## Exercise:
Write out the entire listing below exactly as it appears, minus any pictures.

Begin Data listing

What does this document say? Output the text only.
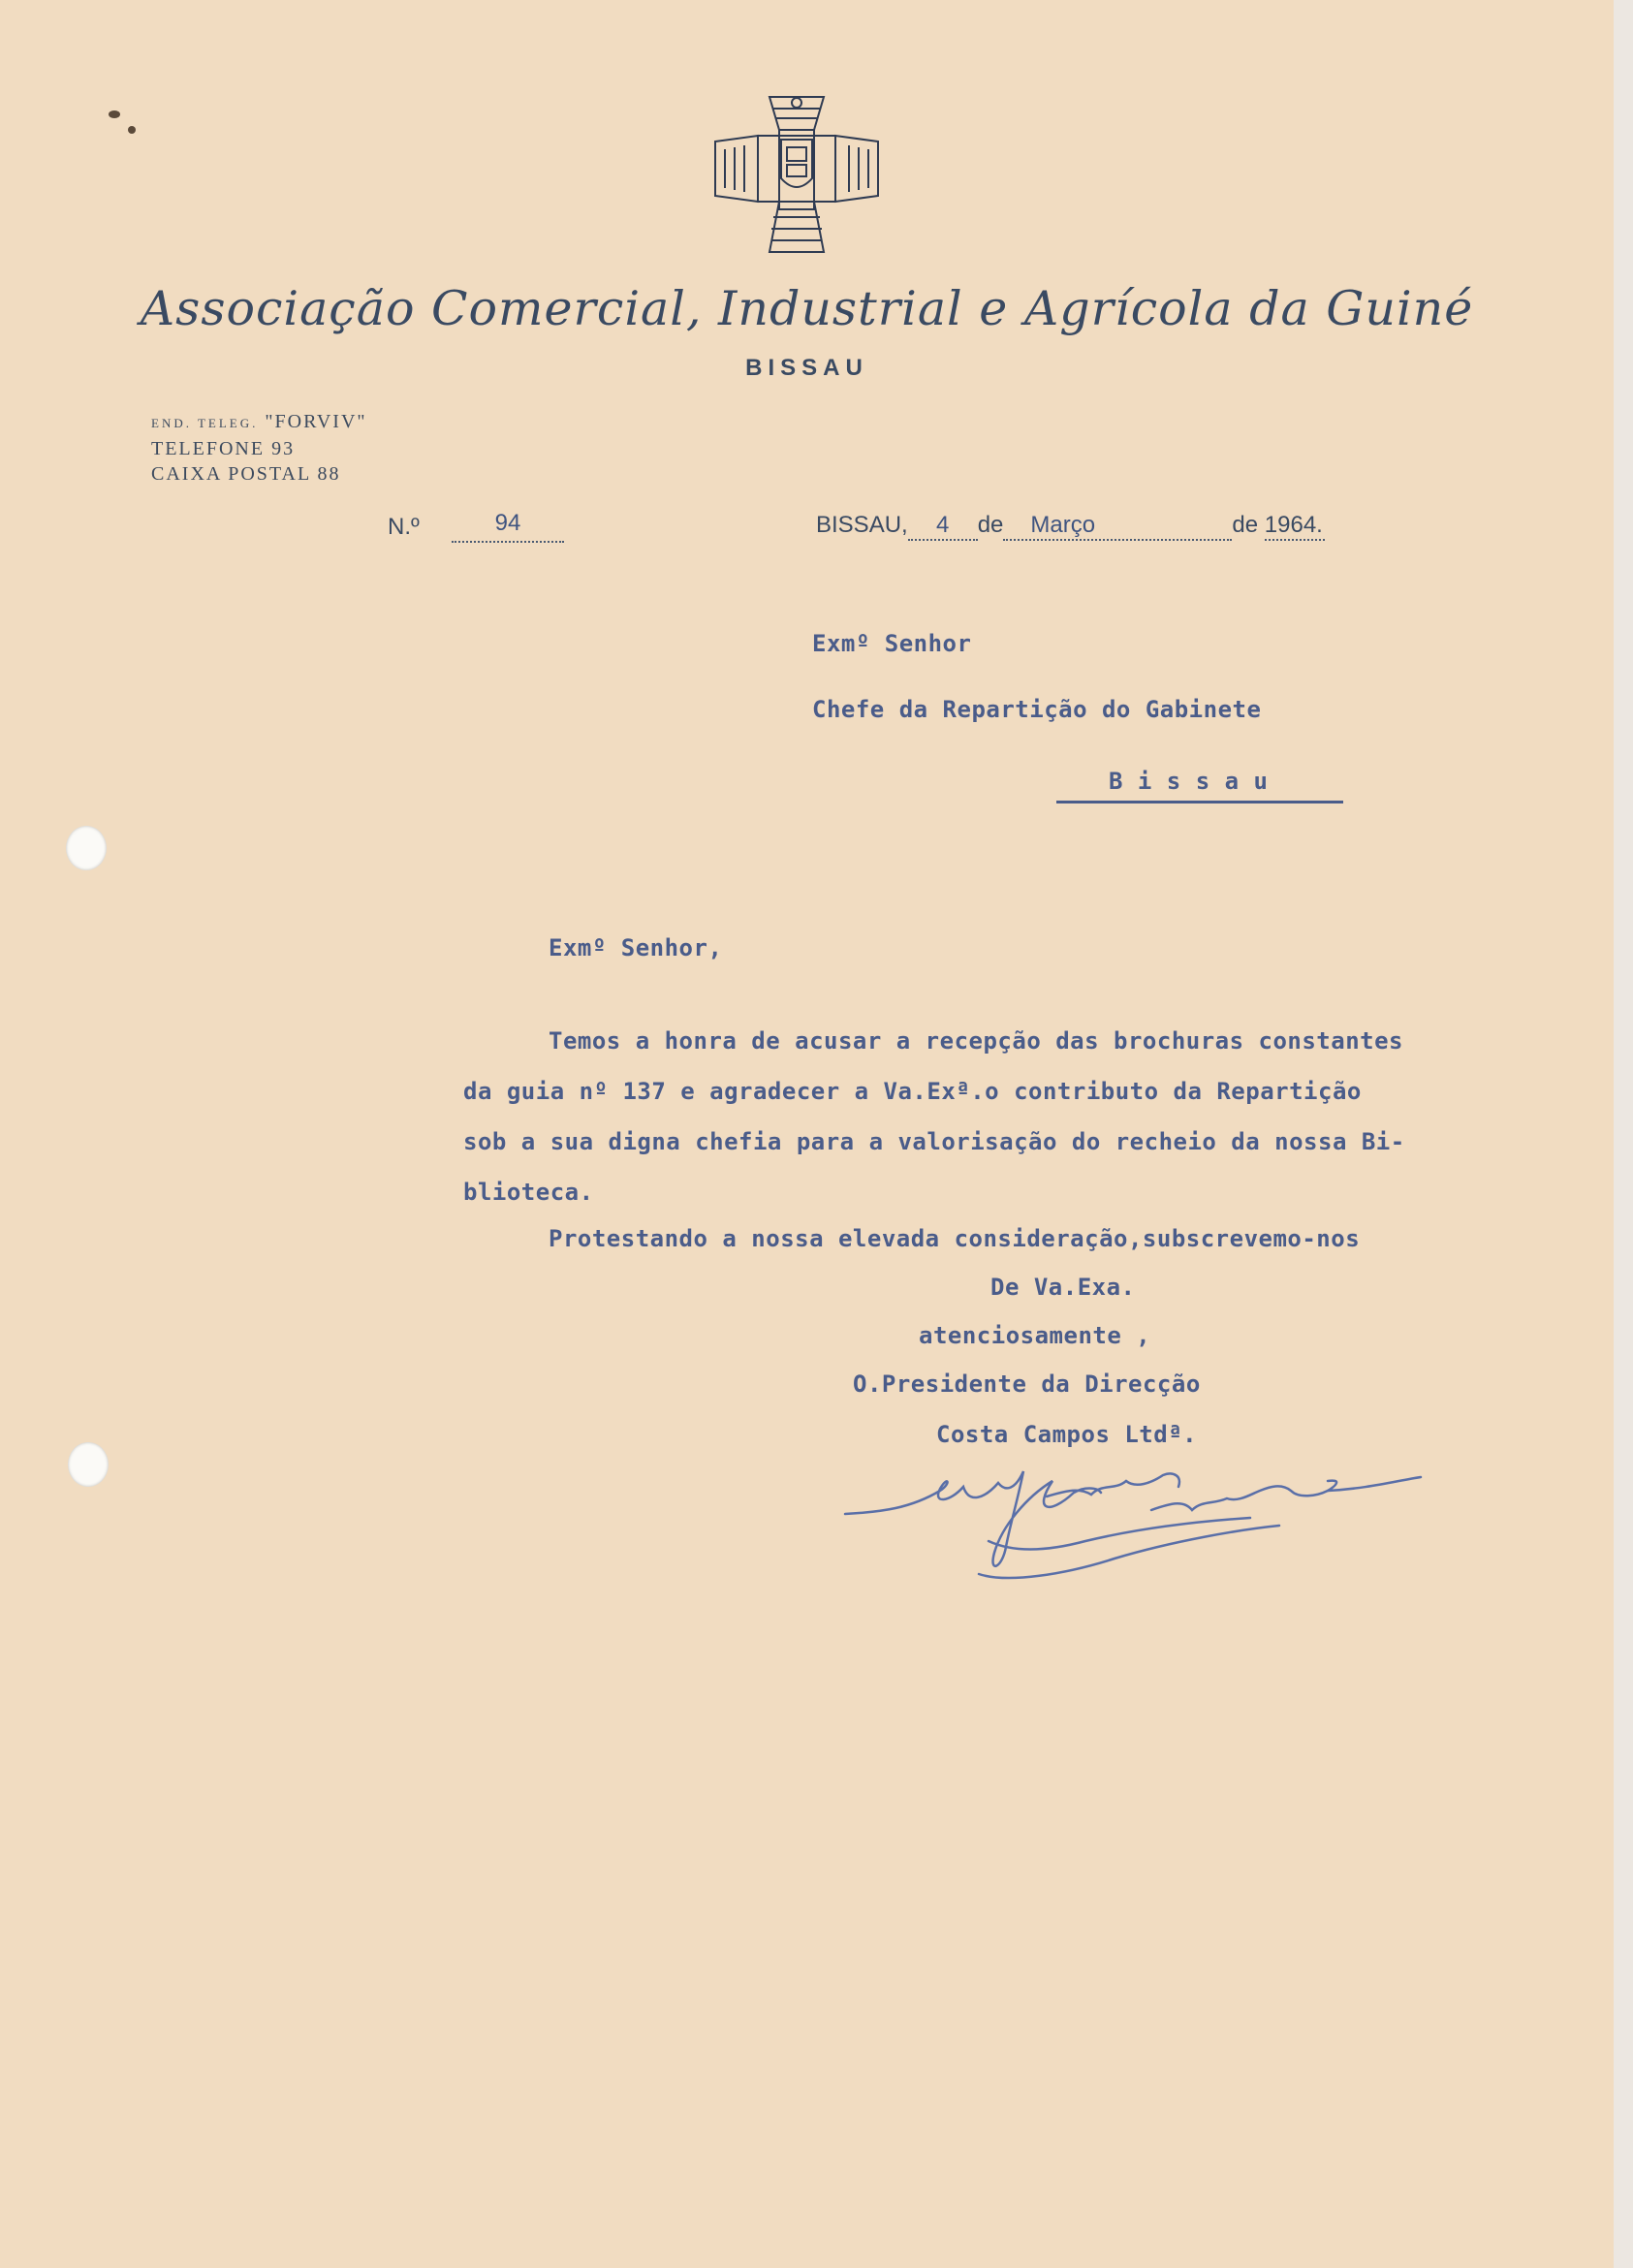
Associação Comercial, Industrial e Agrícola da Guiné
BISSAU
END. TELEG. "FORVIV"
TELEFONE 93
CAIXA POSTAL 88
N.º	94	BISSAU, 4 de Março	de 1964.
Exmº Senhor
Chefe da Repartição do Gabinete
B i s s a u
Exmº Senhor,
Temos a honra de acusar a recepção das brochuras constantes
da guia nº 137 e agradecer a Va.Exª.o contributo da Repartição
sob a sua digna chefia para a valorisação do recheio da nossa Bi-
blioteca.
Protestando a nossa elevada consideração,subscrevemo-nos
De Va.Exa.
atenciosamente ,
O.Presidente da Direcção
Costa Campos Ltdª.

End Data listing

## Exercise response:
What does this document say? Output the text only.
Associação Comercial, Industrial e Agrícola da Guiné
BISSAU
END. TELEG. "FORVIV"
TELEFONE 93
CAIXA POSTAL 88
N.º	94	BISSAU, 4 de Março	de 1964.
Exmº Senhor
Chefe da Repartição do Gabinete
B i s s a u
Exmº Senhor,
Temos a honra de acusar a recepção das brochuras constantes
da guia nº 137 e agradecer a Va.Exª.o contributo da Repartição
sob a sua digna chefia para a valorisação do recheio da nossa Bi-
blioteca.
Protestando a nossa elevada consideração,subscrevemo-nos
De Va.Exa.
atenciosamente ,
O.Presidente da Direcção
Costa Campos Ltdª.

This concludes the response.